Data to process =>
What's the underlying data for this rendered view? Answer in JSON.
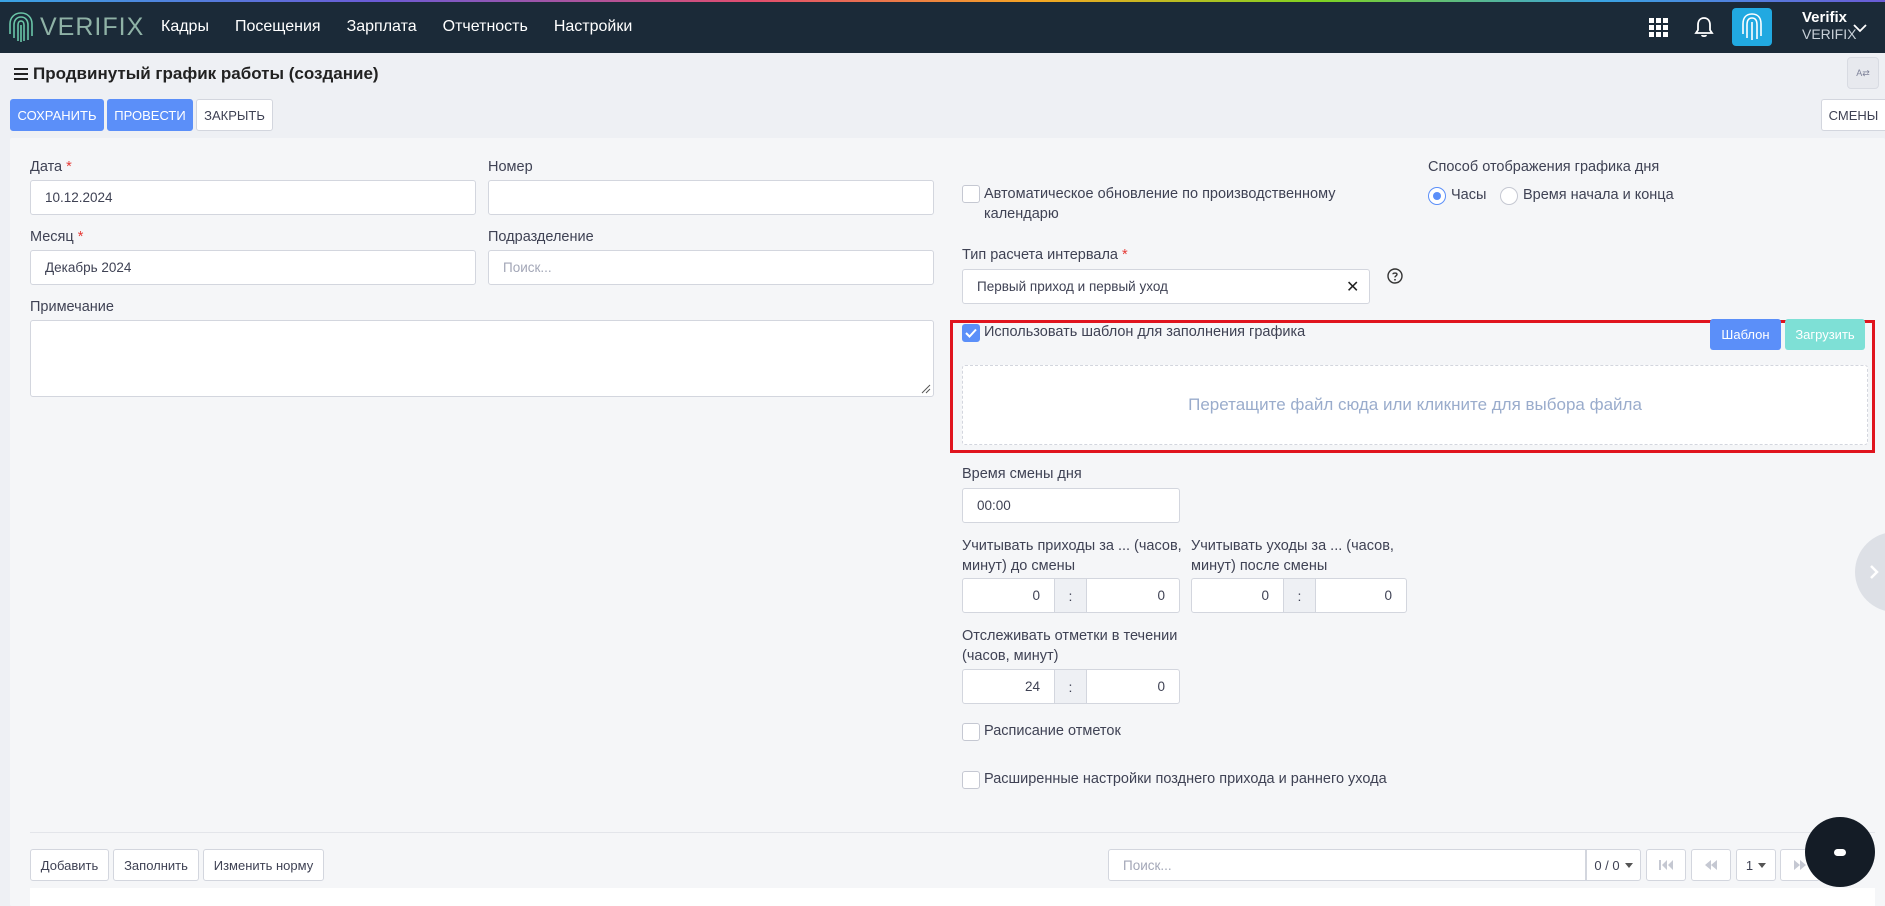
{
  "brand": {
    "name": "VERIFIX"
  },
  "nav": {
    "items": [
      "Кадры",
      "Посещения",
      "Зарплата",
      "Отчетность",
      "Настройки"
    ]
  },
  "user": {
    "name": "Verifix",
    "company": "VERIFIX"
  },
  "page": {
    "title": "Продвинутый график работы (создание)",
    "lang_badge": "A⇄"
  },
  "toolbar": {
    "save": "СОХРАНИТЬ",
    "post": "ПРОВЕСТИ",
    "close": "ЗАКРЫТЬ",
    "shifts": "СМЕНЫ"
  },
  "form": {
    "date": {
      "label": "Дата",
      "required": "*",
      "value": "10.12.2024"
    },
    "number": {
      "label": "Номер",
      "value": ""
    },
    "month": {
      "label": "Месяц",
      "required": "*",
      "value": "Декабрь 2024"
    },
    "division": {
      "label": "Подразделение",
      "placeholder": "Поиск..."
    },
    "note": {
      "label": "Примечание",
      "value": ""
    },
    "auto_update": {
      "label_line1": "Автоматическое обновление по производственному",
      "label_line2": "календарю",
      "checked": false
    },
    "interval_type": {
      "label": "Тип расчета интервала",
      "required": "*",
      "value": "Первый приход и первый уход"
    },
    "display_mode": {
      "label": "Способ отображения графика дня",
      "options": [
        "Часы",
        "Время начала и конца"
      ],
      "selected": "Часы"
    },
    "use_template": {
      "label": "Использовать шаблон для заполнения графика",
      "checked": true,
      "template_button": "Шаблон",
      "upload_button": "Загрузить",
      "dropzone_text": "Перетащите файл сюда или кликните для выбора файла"
    },
    "shift_change_time": {
      "label": "Время смены дня",
      "value": "00:00"
    },
    "arrivals_before": {
      "label_line1": "Учитывать приходы за ... (часов,",
      "label_line2": "минут) до смены",
      "hours": "0",
      "minutes": "0"
    },
    "departures_after": {
      "label_line1": "Учитывать уходы за ... (часов,",
      "label_line2": "минут) после смены",
      "hours": "0",
      "minutes": "0"
    },
    "track_marks": {
      "label_line1": "Отслеживать отметки в течении",
      "label_line2": "(часов, минут)",
      "hours": "24",
      "minutes": "0"
    },
    "separator": ":",
    "marks_schedule": {
      "label": "Расписание отметок",
      "checked": false
    },
    "extended_late": {
      "label": "Расширенные настройки позднего прихода и раннего ухода",
      "checked": false
    }
  },
  "table_toolbar": {
    "add": "Добавить",
    "fill": "Заполнить",
    "change_norm": "Изменить норму",
    "search_placeholder": "Поиск...",
    "count": "0 / 0",
    "page": "1"
  },
  "colors": {
    "primary": "#5b8ff9",
    "navbar": "#1b2a38",
    "highlight": "#e0141e",
    "upload": "#7ee0d6"
  }
}
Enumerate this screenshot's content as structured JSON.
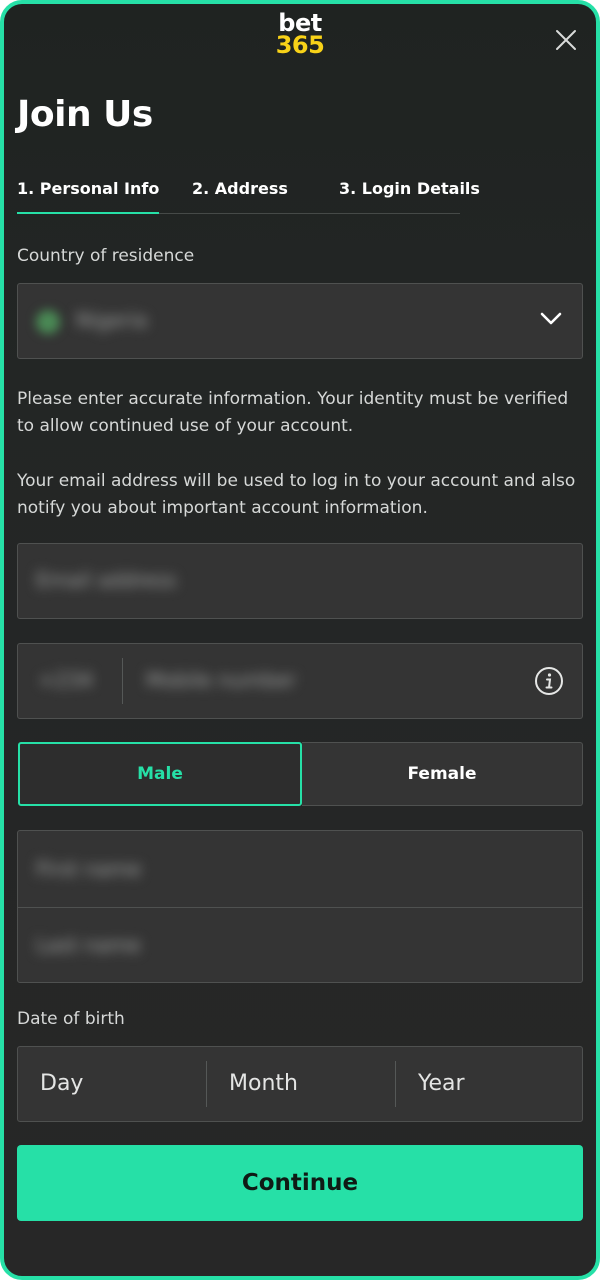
{
  "brand": {
    "logo_top": "bet",
    "logo_bottom": "365",
    "accent": "#26e0a7",
    "logo_yellow": "#f8d218"
  },
  "header": {
    "title": "Join Us",
    "close_icon": "close-icon"
  },
  "tabs": [
    {
      "label": "1.  Personal Info",
      "active": true
    },
    {
      "label": "2.  Address",
      "active": false
    },
    {
      "label": "3.  Login Details",
      "active": false
    }
  ],
  "country": {
    "label": "Country of residence",
    "value": "Nigeria"
  },
  "info_text": "Please enter accurate information. Your identity must be verified to allow continued use of your account.",
  "email_text": "Your email address will be used to log in to your account and also notify you about important account information.",
  "email": {
    "placeholder": "Email address"
  },
  "mobile": {
    "code": "+234",
    "placeholder": "Mobile number"
  },
  "gender": {
    "male": "Male",
    "female": "Female",
    "selected": "Male"
  },
  "name": {
    "first_placeholder": "First name",
    "last_placeholder": "Last name"
  },
  "dob": {
    "label": "Date of birth",
    "day": "Day",
    "month": "Month",
    "year": "Year"
  },
  "actions": {
    "continue": "Continue"
  }
}
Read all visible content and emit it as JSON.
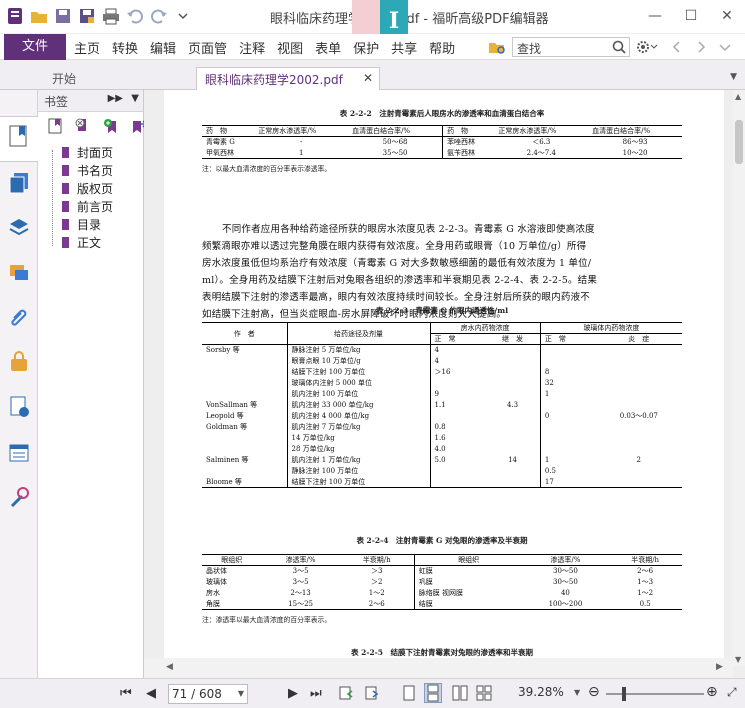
{
  "window": {
    "title": "眼科临床药理学2002.pdf - 福昕高级PDF编辑器",
    "logo_letter": "I"
  },
  "menu": {
    "file": "文件",
    "items": [
      "主页",
      "转换",
      "编辑",
      "页面管",
      "注释",
      "视图",
      "表单",
      "保护",
      "共享",
      "帮助"
    ],
    "search_placeholder": "查找"
  },
  "tabs": {
    "start": "开始",
    "doc": "眼科临床药理学2002.pdf"
  },
  "bookmarks": {
    "title": "书签",
    "items": [
      "封面页",
      "书名页",
      "版权页",
      "前言页",
      "目录",
      "正文"
    ]
  },
  "status": {
    "page_display": "71 / 608",
    "zoom": "39.28%"
  },
  "content": {
    "t222_caption": "表 2-2-2　注射青霉素后人眼房水的渗透率和血清蛋白结合率",
    "t222_header": [
      "药　物",
      "正常房水渗透率/%",
      "血清蛋白结合率/%",
      "药　物",
      "正常房水渗透率/%",
      "血清蛋白结合率/%"
    ],
    "t222_rows": [
      [
        "青霉素 G",
        "-",
        "50～68",
        "苯唑西林",
        "＜6.3",
        "86～93"
      ],
      [
        "甲氧西林",
        "1",
        "35～50",
        "氨苄西林",
        "2.4～7.4",
        "10～20"
      ]
    ],
    "t222_note": "注：以最大血清浓度的百分率表示渗透率。",
    "paragraph1": [
      "不同作者应用各种给药途径所获的眼房水浓度见表 2-2-3。青霉素 G 水溶液即使高浓度",
      "频繁滴眼亦难以透过完整角膜在眼内获得有效浓度。全身用药或眼膏（10 万单位/g）所得",
      "房水浓度虽低但均系治疗有效浓度（青霉素 G 对大多数敏感细菌的最低有效浓度为 1 单位/",
      "ml）。全身用药及结膜下注射后对兔眼各组织的渗透率和半衰期见表 2-2-4、表 2-2-5。结果",
      "表明结膜下注射的渗透率最高，眼内有效浓度持续时间较长。全身注射后所获的眼内药液不",
      "如结膜下注射高，但当炎症眼血-房水屏障破坏时眼内浓度则大大提高。"
    ],
    "t223_caption": "表 2-2-3　青霉素 G 的眼内通透性/ml",
    "t223_header": {
      "author": "作　者",
      "route": "给药途径及剂量",
      "aqueous": "房水内药物浓度",
      "vitreous": "玻璃体内药物浓度",
      "normal": "正　常",
      "inflamed": "继　发",
      "normal2": "正　常",
      "inflamed2": "炎　症"
    },
    "t223_rows": [
      [
        "Sorsby 等",
        "静脉注射 5 万单位/kg",
        "4",
        "",
        "",
        ""
      ],
      [
        "",
        "眼膏点眼 10 万单位/g",
        "4",
        "",
        "",
        ""
      ],
      [
        "",
        "结膜下注射 100 万单位",
        "＞16",
        "",
        "8",
        ""
      ],
      [
        "",
        "玻璃体内注射 5 000 单位",
        "",
        "",
        "32",
        ""
      ],
      [
        "",
        "肌内注射 100 万单位",
        "9",
        "",
        "1",
        ""
      ],
      [
        "VonSallman 等",
        "肌内注射 33 000 单位/kg",
        "1.1",
        "4.3",
        "",
        ""
      ],
      [
        "Leopold 等",
        "肌内注射 4 000 单位/kg",
        "",
        "",
        "0",
        "0.03～0.07"
      ],
      [
        "Goldman 等",
        "肌内注射 7 万单位/kg",
        "0.8",
        "",
        "",
        ""
      ],
      [
        "",
        "14 万单位/kg",
        "1.6",
        "",
        "",
        ""
      ],
      [
        "",
        "28 万单位/kg",
        "4.0",
        "",
        "",
        ""
      ],
      [
        "Salminen 等",
        "肌内注射 1 万单位/kg",
        "5.0",
        "14",
        "1",
        "2"
      ],
      [
        "",
        "静脉注射 100 万单位",
        "",
        "",
        "0.5",
        ""
      ],
      [
        "Bloome 等",
        "结膜下注射 100 万单位",
        "",
        "",
        "17",
        ""
      ]
    ],
    "t224_caption": "表 2-2-4　注射青霉素 G 对兔眼的渗透率及半衰期",
    "t224_header": [
      "眼组织",
      "渗透率/%",
      "半衰期/h",
      "眼组织",
      "渗透率/%",
      "半衰期/h"
    ],
    "t224_rows": [
      [
        "晶状体",
        "3～5",
        "＞3",
        "虹膜",
        "30～50",
        "2～6"
      ],
      [
        "玻璃体",
        "3～5",
        "＞2",
        "巩膜",
        "30～50",
        "1～3"
      ],
      [
        "房水",
        "2～13",
        "1～2",
        "脉络膜 视网膜",
        "40",
        "1～2"
      ],
      [
        "角膜",
        "15～25",
        "2～6",
        "结膜",
        "100～200",
        "0.5"
      ]
    ],
    "t224_note": "注：渗透率以最大血清浓度的百分率表示。",
    "t225_caption": "表 2-2-5　结膜下注射青霉素对兔眼的渗透率和半衰期"
  }
}
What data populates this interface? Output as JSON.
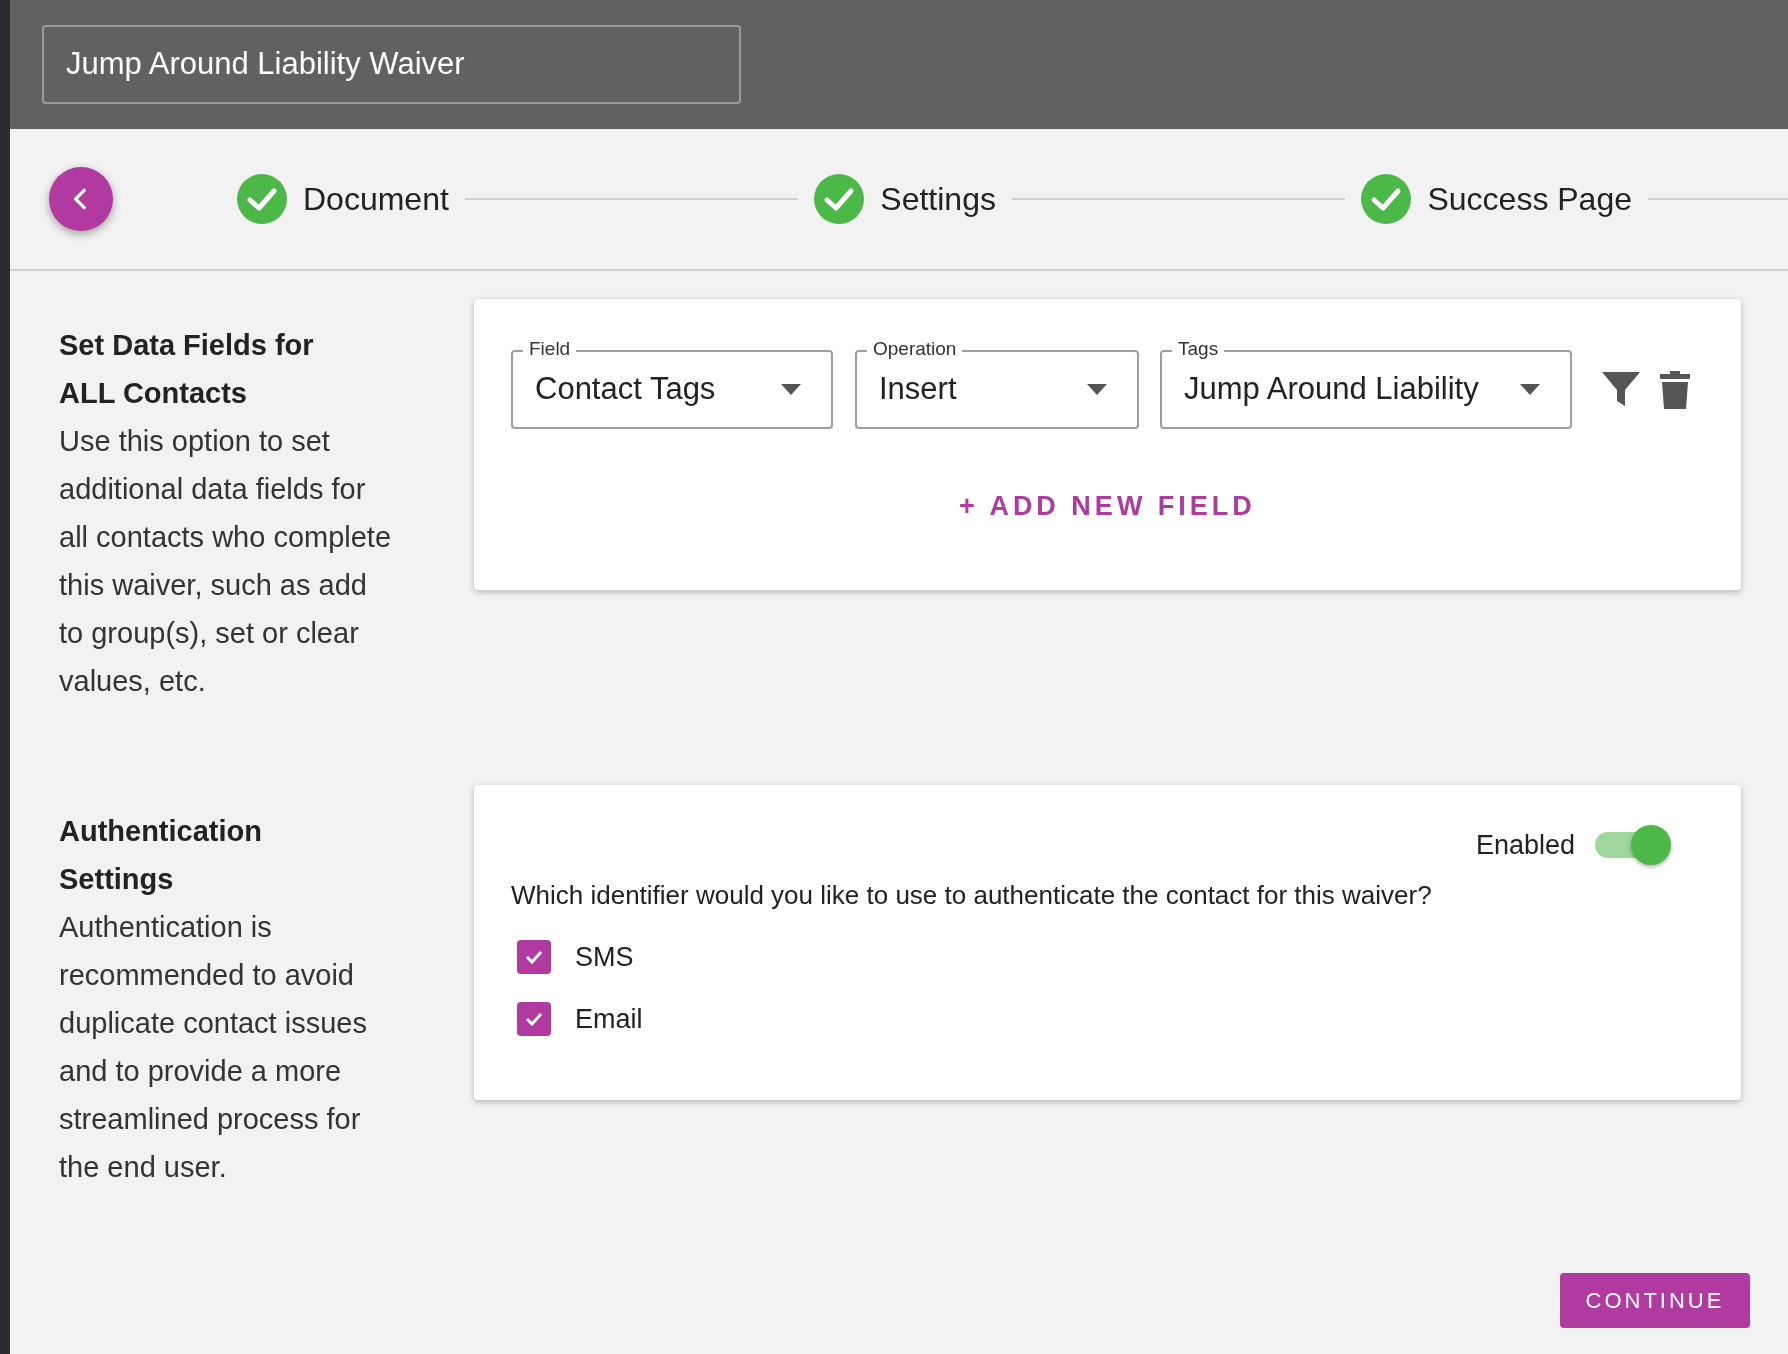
{
  "title_field": {
    "value": "Jump Around Liability Waiver"
  },
  "stepper": {
    "steps": [
      {
        "label": "Document",
        "completed": true
      },
      {
        "label": "Settings",
        "completed": true
      },
      {
        "label": "Success Page",
        "completed": true
      }
    ]
  },
  "sections": [
    {
      "kind": "data_fields",
      "heading": "Set Data Fields for ALL Contacts",
      "description": "Use this option to set additional data fields for all contacts who complete this waiver, such as add to group(s), set or clear values, etc.",
      "fields": [
        {
          "label": "Field",
          "value": "Contact Tags"
        },
        {
          "label": "Operation",
          "value": "Insert"
        },
        {
          "label": "Tags",
          "value": "Jump Around Liability"
        }
      ],
      "add_button": "+ ADD NEW FIELD"
    },
    {
      "kind": "authentication",
      "heading": "Authentication Settings",
      "description": "Authentication is recommended to avoid duplicate contact issues and to provide a more streamlined process for the end user.",
      "toggle": {
        "label": "Enabled",
        "on": true
      },
      "question": "Which identifier would you like to use to authenticate the contact for this waiver?",
      "options": [
        {
          "label": "SMS",
          "checked": true
        },
        {
          "label": "Email",
          "checked": true
        }
      ]
    }
  ],
  "continue_button": "CONTINUE"
}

Short exercise => Collect the complete line wherever the string "Поиск" appears in the records.

Result =>
      "placeholder": "Поиск..."
    "search_placeholder": "Поиск...",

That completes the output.